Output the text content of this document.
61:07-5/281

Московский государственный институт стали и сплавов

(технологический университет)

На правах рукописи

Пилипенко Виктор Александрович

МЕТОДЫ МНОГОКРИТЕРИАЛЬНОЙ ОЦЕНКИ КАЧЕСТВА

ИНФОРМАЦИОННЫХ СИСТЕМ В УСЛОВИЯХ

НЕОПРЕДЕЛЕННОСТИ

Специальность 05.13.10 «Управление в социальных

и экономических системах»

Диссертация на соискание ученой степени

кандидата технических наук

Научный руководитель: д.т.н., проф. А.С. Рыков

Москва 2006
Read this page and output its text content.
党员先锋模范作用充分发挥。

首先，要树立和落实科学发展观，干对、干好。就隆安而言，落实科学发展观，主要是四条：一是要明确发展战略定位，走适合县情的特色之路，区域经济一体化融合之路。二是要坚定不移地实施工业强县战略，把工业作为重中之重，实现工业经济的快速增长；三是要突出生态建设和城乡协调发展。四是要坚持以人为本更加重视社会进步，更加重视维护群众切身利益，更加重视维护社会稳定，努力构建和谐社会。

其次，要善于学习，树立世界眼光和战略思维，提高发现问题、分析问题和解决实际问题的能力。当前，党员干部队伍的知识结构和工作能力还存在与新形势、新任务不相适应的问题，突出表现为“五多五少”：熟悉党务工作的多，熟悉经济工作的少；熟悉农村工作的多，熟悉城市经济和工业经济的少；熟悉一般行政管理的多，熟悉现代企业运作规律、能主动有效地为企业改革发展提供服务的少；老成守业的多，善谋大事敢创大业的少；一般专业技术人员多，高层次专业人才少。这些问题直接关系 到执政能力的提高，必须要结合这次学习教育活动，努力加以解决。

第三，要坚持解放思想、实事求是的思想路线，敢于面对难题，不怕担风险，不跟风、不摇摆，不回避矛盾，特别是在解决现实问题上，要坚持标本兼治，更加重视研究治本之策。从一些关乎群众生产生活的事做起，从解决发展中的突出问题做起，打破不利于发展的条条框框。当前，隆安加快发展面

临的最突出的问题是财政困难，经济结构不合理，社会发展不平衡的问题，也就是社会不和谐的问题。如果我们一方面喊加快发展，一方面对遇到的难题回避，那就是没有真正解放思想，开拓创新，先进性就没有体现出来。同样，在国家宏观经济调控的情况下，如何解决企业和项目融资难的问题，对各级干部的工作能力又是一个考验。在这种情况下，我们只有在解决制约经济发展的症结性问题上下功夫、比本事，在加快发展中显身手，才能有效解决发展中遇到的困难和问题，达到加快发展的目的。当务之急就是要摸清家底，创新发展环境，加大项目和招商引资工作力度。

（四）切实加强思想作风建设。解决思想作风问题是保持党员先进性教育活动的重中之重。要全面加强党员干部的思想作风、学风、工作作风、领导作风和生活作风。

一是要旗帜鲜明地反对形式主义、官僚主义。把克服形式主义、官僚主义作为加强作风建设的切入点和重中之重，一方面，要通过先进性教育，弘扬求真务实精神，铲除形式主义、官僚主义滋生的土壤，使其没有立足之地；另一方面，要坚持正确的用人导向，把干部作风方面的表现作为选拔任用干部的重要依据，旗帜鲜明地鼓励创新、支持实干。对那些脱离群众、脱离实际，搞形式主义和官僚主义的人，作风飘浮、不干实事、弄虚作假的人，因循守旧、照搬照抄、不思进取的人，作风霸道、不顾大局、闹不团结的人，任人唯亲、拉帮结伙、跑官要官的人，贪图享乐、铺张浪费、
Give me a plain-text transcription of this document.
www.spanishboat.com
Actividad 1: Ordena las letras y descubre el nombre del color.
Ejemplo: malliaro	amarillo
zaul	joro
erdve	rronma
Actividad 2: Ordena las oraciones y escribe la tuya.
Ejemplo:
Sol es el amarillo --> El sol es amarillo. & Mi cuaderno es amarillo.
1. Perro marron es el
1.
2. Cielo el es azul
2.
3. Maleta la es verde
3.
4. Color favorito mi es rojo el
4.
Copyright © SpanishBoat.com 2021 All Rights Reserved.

Requirements -> For each line above that contains the word "content", copy that line.

Completed task ->
Output the text content of this document.
Read this page and output its text content.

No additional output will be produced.